Stated goal ->
All entries should be output exactly as they stand.

Data shown ->
-- Begin --

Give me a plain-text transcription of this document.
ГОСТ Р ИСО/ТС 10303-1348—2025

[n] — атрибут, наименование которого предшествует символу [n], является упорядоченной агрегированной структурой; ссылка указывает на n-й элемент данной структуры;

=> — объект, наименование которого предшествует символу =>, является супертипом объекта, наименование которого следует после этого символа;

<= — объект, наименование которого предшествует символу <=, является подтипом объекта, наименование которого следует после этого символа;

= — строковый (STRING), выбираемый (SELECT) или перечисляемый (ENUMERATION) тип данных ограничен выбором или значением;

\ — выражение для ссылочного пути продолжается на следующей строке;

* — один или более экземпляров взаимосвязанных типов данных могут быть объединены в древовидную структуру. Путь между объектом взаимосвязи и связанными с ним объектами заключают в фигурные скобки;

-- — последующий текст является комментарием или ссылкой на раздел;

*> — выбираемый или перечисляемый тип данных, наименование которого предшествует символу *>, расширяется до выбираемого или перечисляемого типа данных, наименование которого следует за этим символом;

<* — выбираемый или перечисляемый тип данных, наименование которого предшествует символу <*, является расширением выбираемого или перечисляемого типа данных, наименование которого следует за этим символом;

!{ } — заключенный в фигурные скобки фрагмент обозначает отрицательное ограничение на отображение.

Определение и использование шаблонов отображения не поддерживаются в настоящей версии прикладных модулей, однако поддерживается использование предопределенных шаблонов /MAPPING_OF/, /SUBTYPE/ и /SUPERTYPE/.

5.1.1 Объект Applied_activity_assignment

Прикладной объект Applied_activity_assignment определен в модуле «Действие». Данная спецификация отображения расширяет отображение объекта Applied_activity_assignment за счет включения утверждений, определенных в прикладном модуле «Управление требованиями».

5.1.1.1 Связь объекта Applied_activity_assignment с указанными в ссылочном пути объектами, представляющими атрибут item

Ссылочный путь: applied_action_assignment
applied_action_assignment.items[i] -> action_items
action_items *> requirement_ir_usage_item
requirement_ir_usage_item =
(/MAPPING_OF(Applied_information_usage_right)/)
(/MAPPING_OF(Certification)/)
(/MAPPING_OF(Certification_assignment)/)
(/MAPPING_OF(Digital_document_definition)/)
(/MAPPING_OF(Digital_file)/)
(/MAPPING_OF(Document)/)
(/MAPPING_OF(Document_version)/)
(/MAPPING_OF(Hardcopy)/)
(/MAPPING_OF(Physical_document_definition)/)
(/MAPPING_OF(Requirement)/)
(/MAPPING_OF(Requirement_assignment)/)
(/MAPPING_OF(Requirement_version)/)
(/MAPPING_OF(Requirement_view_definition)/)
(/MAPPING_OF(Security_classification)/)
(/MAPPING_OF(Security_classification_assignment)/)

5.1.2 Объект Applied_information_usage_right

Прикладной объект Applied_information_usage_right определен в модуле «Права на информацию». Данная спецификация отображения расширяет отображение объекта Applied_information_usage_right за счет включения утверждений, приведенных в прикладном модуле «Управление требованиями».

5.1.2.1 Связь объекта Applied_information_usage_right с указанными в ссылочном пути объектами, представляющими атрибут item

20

-- End --

Correct output ->
Give me a plain-text transcription of this document.
ГОСТ Р ИСО/ТС 10303-1348—2025

[n] — атрибут, наименование которого предшествует символу [n], является упорядоченной агрегированной структурой; ссылка указывает на n-й элемент данной структуры;

=> — объект, наименование которого предшествует символу =>, является супертипом объекта, наименование которого следует после этого символа;

<= — объект, наименование которого предшествует символу <=, является подтипом объекта, наименование которого следует после этого символа;

= — строковый (STRING), выбираемый (SELECT) или перечисляемый (ENUMERATION) тип данных ограничен выбором или значением;

\ — выражение для ссылочного пути продолжается на следующей строке;

* — один или более экземпляров взаимосвязанных типов данных могут быть объединены в древовидную структуру. Путь между объектом взаимосвязи и связанными с ним объектами заключают в фигурные скобки;

-- — последующий текст является комментарием или ссылкой на раздел;

*> — выбираемый или перечисляемый тип данных, наименование которого предшествует символу *>, расширяется до выбираемого или перечисляемого типа данных, наименование которого следует за этим символом;

<* — выбираемый или перечисляемый тип данных, наименование которого предшествует символу <*, является расширением выбираемого или перечисляемого типа данных, наименование которого следует за этим символом;

!{ } — заключенный в фигурные скобки фрагмент обозначает отрицательное ограничение на отображение.

Определение и использование шаблонов отображения не поддерживаются в настоящей версии прикладных модулей, однако поддерживается использование предопределенных шаблонов /MAPPING_OF/, /SUBTYPE/ и /SUPERTYPE/.

5.1.1 Объект Applied_activity_assignment

Прикладной объект Applied_activity_assignment определен в модуле «Действие». Данная спецификация отображения расширяет отображение объекта Applied_activity_assignment за счет включения утверждений, определенных в прикладном модуле «Управление требованиями».

5.1.1.1 Связь объекта Applied_activity_assignment с указанными в ссылочном пути объектами, представляющими атрибут item

Ссылочный путь: applied_action_assignment
applied_action_assignment.items[i] -> action_items
action_items *> requirement_ir_usage_item
requirement_ir_usage_item =
(/MAPPING_OF(Applied_information_usage_right)/)
(/MAPPING_OF(Certification)/)
(/MAPPING_OF(Certification_assignment)/)
(/MAPPING_OF(Digital_document_definition)/)
(/MAPPING_OF(Digital_file)/)
(/MAPPING_OF(Document)/)
(/MAPPING_OF(Document_version)/)
(/MAPPING_OF(Hardcopy)/)
(/MAPPING_OF(Physical_document_definition)/)
(/MAPPING_OF(Requirement)/)
(/MAPPING_OF(Requirement_assignment)/)
(/MAPPING_OF(Requirement_version)/)
(/MAPPING_OF(Requirement_view_definition)/)
(/MAPPING_OF(Security_classification)/)
(/MAPPING_OF(Security_classification_assignment)/)

5.1.2 Объект Applied_information_usage_right

Прикладной объект Applied_information_usage_right определен в модуле «Права на информацию». Данная спецификация отображения расширяет отображение объекта Applied_information_usage_right за счет включения утверждений, приведенных в прикладном модуле «Управление требованиями».

5.1.2.1 Связь объекта Applied_information_usage_right с указанными в ссылочном пути объектами, представляющими атрибут item

20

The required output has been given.